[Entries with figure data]
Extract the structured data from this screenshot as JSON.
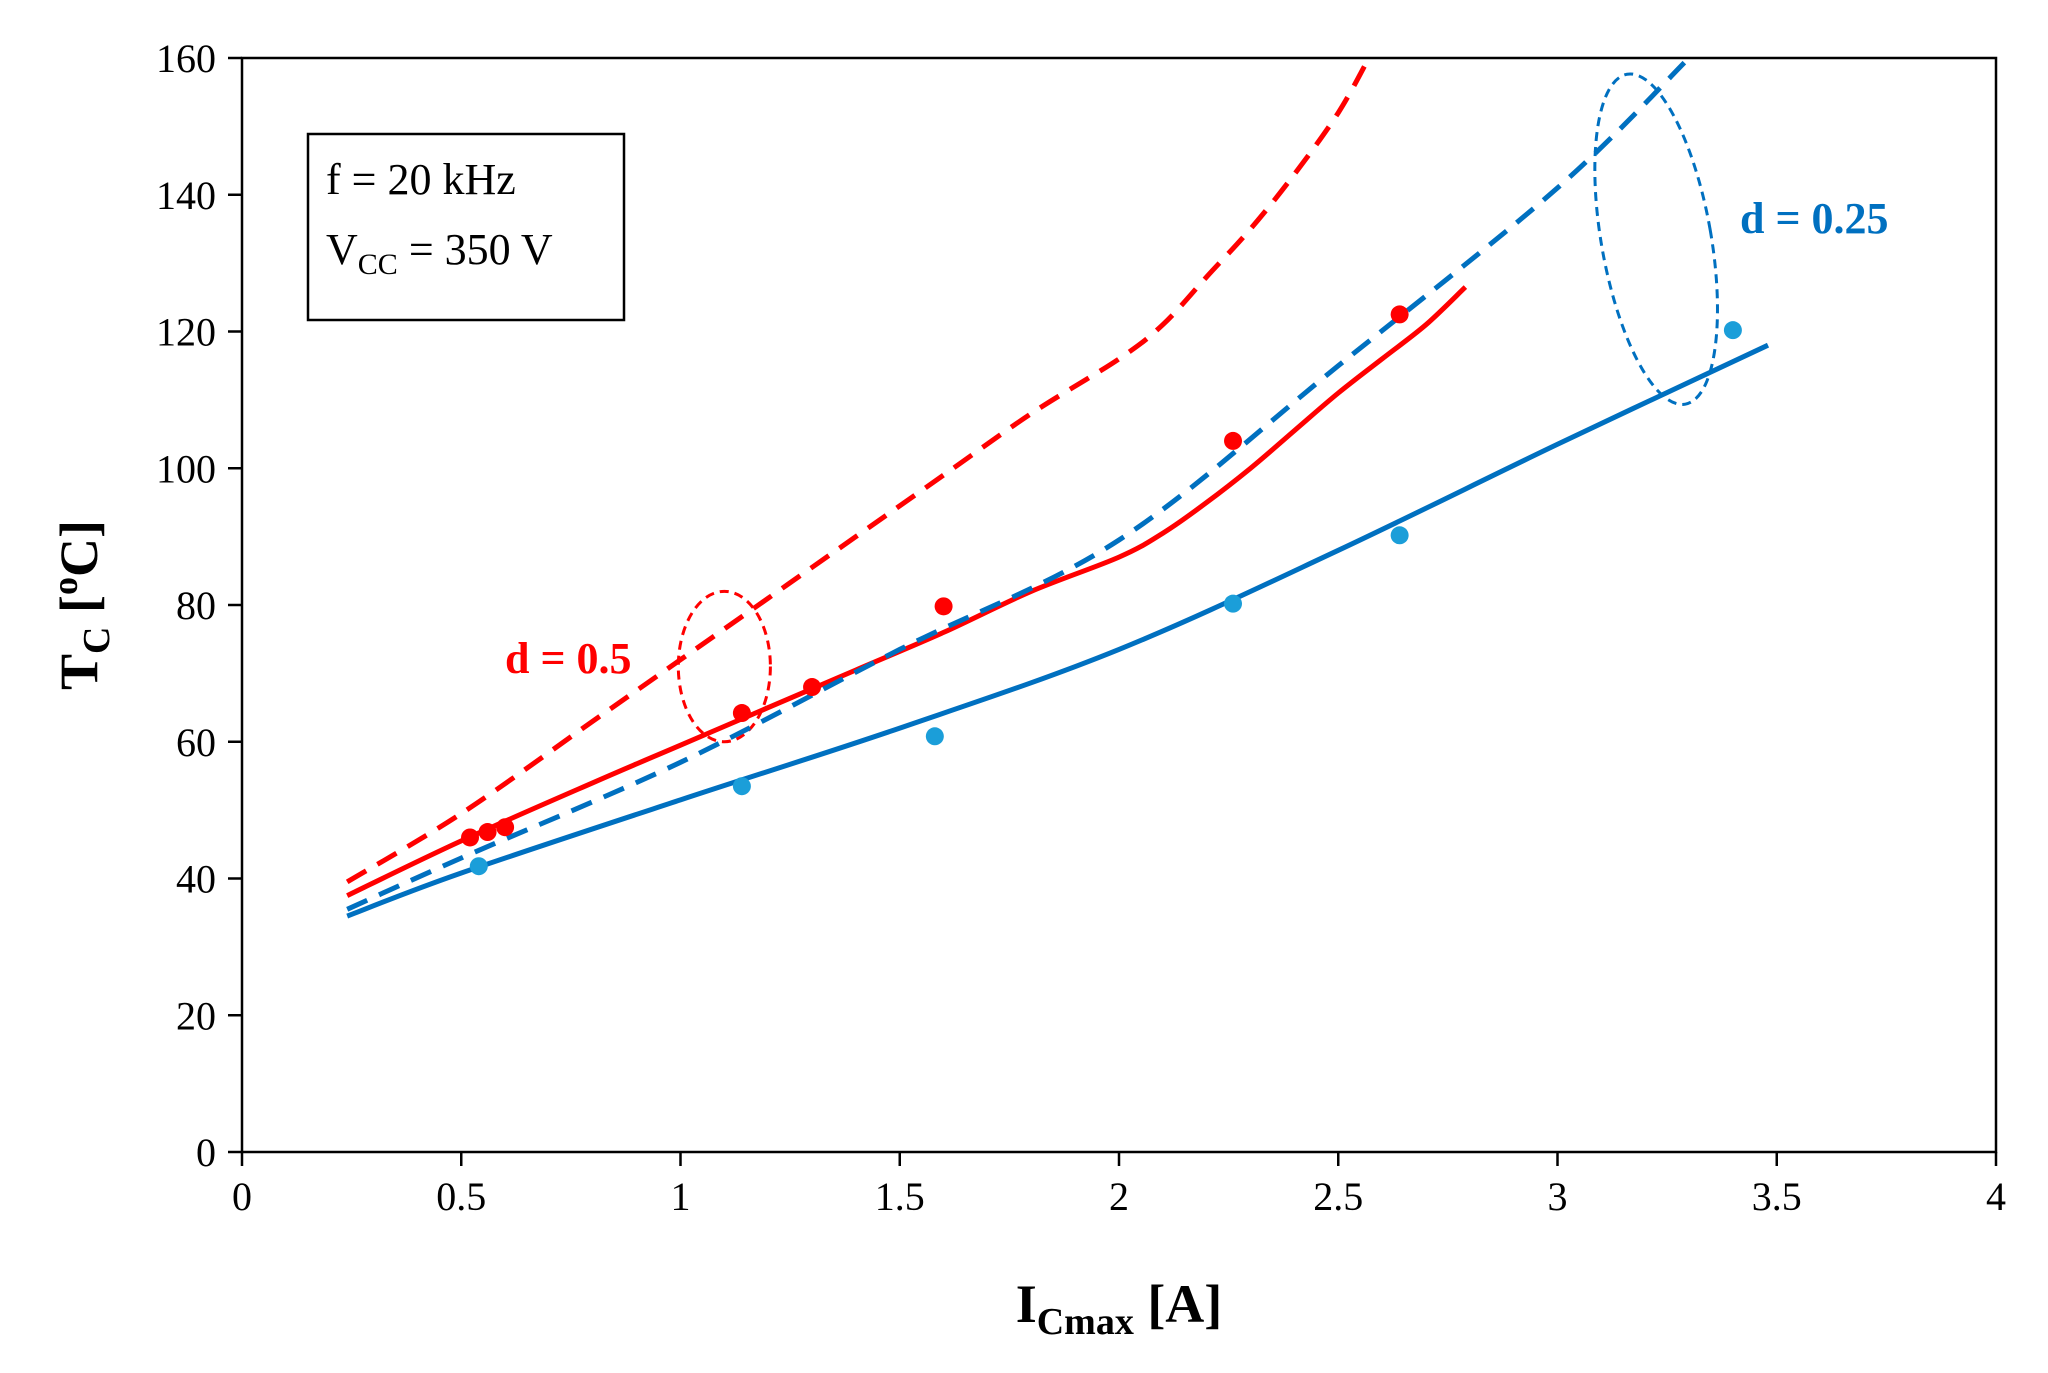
{
  "chart_data": {
    "type": "line",
    "title": "",
    "xlabel": {
      "main": "I",
      "sub": "Cmax",
      "unit": " [A]"
    },
    "ylabel": {
      "main": "T",
      "sub": "C",
      "unit_open": " [",
      "sup": "o",
      "unit_close": "C]"
    },
    "xlim": [
      0,
      4
    ],
    "ylim": [
      0,
      160
    ],
    "xticks": [
      0,
      0.5,
      1,
      1.5,
      2,
      2.5,
      3,
      3.5,
      4
    ],
    "xtick_labels": [
      "0",
      "0.5",
      "1",
      "1.5",
      "2",
      "2.5",
      "3",
      "3.5",
      "4"
    ],
    "yticks": [
      0,
      20,
      40,
      60,
      80,
      100,
      120,
      140,
      160
    ],
    "ytick_labels": [
      "0",
      "20",
      "40",
      "60",
      "80",
      "100",
      "120",
      "140",
      "160"
    ],
    "grid": false,
    "legend": null,
    "series": [
      {
        "name": "d = 0.5 model (solid)",
        "kind": "line",
        "dash": false,
        "color": "#ff0000",
        "x": [
          0.24,
          0.5,
          0.8,
          1.0,
          1.2,
          1.4,
          1.6,
          1.8,
          2.0,
          2.1,
          2.2,
          2.3,
          2.4,
          2.5,
          2.6,
          2.7,
          2.79
        ],
        "y": [
          37.5,
          45.5,
          54,
          59.5,
          65,
          70.5,
          76,
          82,
          87,
          90.5,
          95,
          100,
          105.5,
          111,
          116,
          121,
          126.5
        ]
      },
      {
        "name": "d = 0.5 model (dashed)",
        "kind": "line",
        "dash": true,
        "color": "#ff0000",
        "x": [
          0.24,
          0.5,
          0.8,
          1.0,
          1.2,
          1.4,
          1.6,
          1.8,
          2.0,
          2.1,
          2.2,
          2.3,
          2.4,
          2.5,
          2.57
        ],
        "y": [
          39.5,
          49.5,
          63,
          72,
          81,
          90,
          99,
          108,
          116,
          121,
          128,
          135,
          143,
          152,
          160
        ]
      },
      {
        "name": "d = 0.25 model (solid)",
        "kind": "line",
        "dash": false,
        "color": "#0070c0",
        "x": [
          0.24,
          0.5,
          1.0,
          1.5,
          2.0,
          2.5,
          3.0,
          3.48
        ],
        "y": [
          34.5,
          40.8,
          51.5,
          62,
          73.5,
          88,
          103.5,
          118
        ]
      },
      {
        "name": "d = 0.25 model (dashed)",
        "kind": "line",
        "dash": true,
        "color": "#0070c0",
        "x": [
          0.24,
          0.5,
          1.0,
          1.5,
          2.0,
          2.5,
          3.0,
          3.3
        ],
        "y": [
          35.5,
          43,
          57,
          73.5,
          89.5,
          115,
          141,
          160
        ]
      },
      {
        "name": "d = 0.5 measured",
        "kind": "scatter",
        "color": "#ff0000",
        "x": [
          0.52,
          0.56,
          0.6,
          1.14,
          1.3,
          1.6,
          2.26,
          2.64
        ],
        "y": [
          46,
          46.8,
          47.5,
          64.2,
          68,
          79.8,
          104,
          122.5
        ]
      },
      {
        "name": "d = 0.25 measured",
        "kind": "scatter",
        "color": "#1b9ed9",
        "x": [
          0.54,
          1.14,
          1.58,
          2.26,
          2.64,
          3.4
        ],
        "y": [
          41.8,
          53.5,
          60.8,
          80.2,
          90.2,
          120.2
        ]
      }
    ],
    "annotations": {
      "box_line1": "f = 20 kHz",
      "box_line2_main": "V",
      "box_line2_sub": "CC",
      "box_line2_rest": " = 350 V",
      "label_d05": "d = 0.5",
      "label_d025": "d = 0.25"
    },
    "ellipses": [
      {
        "name": "d = 0.5 group",
        "color": "#ff0000",
        "cx": 1.1,
        "cy": 71,
        "rx": 0.105,
        "ry": 11
      },
      {
        "name": "d = 0.25 group",
        "color": "#0070c0",
        "cx": 3.225,
        "cy": 133.5,
        "rx": 0.125,
        "ry": 24.5,
        "rotate_deg": -10
      }
    ]
  }
}
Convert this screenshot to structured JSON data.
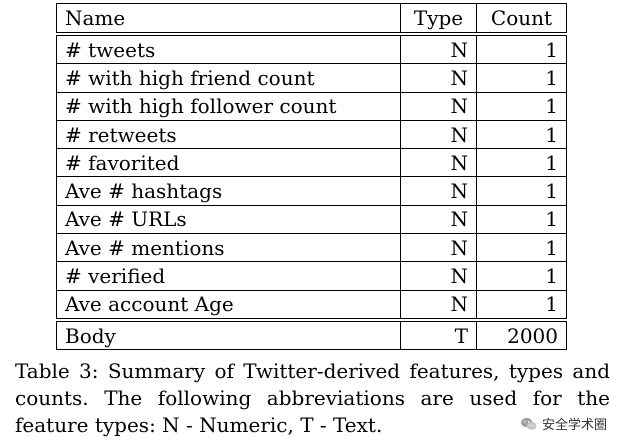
{
  "table": {
    "headers": {
      "name": "Name",
      "type": "Type",
      "count": "Count"
    },
    "rows": [
      {
        "name": "# tweets",
        "type": "N",
        "count": "1"
      },
      {
        "name": "# with high friend count",
        "type": "N",
        "count": "1"
      },
      {
        "name": "# with high follower count",
        "type": "N",
        "count": "1"
      },
      {
        "name": "# retweets",
        "type": "N",
        "count": "1"
      },
      {
        "name": "# favorited",
        "type": "N",
        "count": "1"
      },
      {
        "name": "Ave # hashtags",
        "type": "N",
        "count": "1"
      },
      {
        "name": "Ave # URLs",
        "type": "N",
        "count": "1"
      },
      {
        "name": "Ave # mentions",
        "type": "N",
        "count": "1"
      },
      {
        "name": "# verified",
        "type": "N",
        "count": "1"
      },
      {
        "name": "Ave account Age",
        "type": "N",
        "count": "1"
      },
      {
        "name": "Body",
        "type": "T",
        "count": "2000"
      }
    ]
  },
  "caption": "Table 3: Summary of Twitter-derived features, types and counts. The following abbreviations are used for the feature types: N - Numeric, T - Text.",
  "watermark": {
    "icon": "wechat-icon",
    "text": "安全学术圈"
  }
}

■ What is being asked: Copy each line of the listing in which the word "structured" can be found.

■ Completed task:
Extract the structured data from this screenshot as JSON.
Convert this screenshot to structured JSON data.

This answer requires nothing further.